Task to carry out - Copy all lines of the listing that include the string "лесных".

Entries supplied -
%%
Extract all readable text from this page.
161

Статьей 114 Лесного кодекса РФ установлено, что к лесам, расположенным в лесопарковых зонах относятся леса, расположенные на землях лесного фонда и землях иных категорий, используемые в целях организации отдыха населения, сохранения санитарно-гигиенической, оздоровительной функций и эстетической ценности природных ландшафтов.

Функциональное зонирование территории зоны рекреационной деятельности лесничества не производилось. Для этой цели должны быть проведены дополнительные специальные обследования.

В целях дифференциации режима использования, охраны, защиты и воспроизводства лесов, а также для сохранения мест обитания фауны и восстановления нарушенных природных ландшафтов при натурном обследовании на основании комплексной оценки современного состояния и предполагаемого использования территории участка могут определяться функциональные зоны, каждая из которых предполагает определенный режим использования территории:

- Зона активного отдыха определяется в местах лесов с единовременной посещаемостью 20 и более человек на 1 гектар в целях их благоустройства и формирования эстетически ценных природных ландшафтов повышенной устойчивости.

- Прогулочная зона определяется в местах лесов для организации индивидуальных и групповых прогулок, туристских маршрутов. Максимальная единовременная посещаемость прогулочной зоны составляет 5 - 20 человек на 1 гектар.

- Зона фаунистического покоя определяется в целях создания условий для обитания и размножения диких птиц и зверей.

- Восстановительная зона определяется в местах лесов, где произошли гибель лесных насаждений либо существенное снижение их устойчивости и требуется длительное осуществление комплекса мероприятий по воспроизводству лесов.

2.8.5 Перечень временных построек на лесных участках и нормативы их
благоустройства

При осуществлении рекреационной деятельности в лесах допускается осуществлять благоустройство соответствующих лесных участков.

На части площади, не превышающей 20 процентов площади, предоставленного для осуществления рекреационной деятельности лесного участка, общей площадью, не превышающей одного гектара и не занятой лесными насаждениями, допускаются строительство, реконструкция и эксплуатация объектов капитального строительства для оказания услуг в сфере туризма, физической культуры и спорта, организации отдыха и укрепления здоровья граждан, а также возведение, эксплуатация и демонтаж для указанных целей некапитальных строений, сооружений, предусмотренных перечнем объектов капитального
%%
Result of this task -
- Восстановительная зона определяется в местах лесов, где произошли гибель лесных насаждений либо существенное снижение их устойчивости и требуется длительное осуществление комплекса мероприятий по воспроизводству лесов.
2.8.5 Перечень временных построек на лесных участках и нормативы их
При осуществлении рекреационной деятельности в лесах допускается осуществлять благоустройство соответствующих лесных участков.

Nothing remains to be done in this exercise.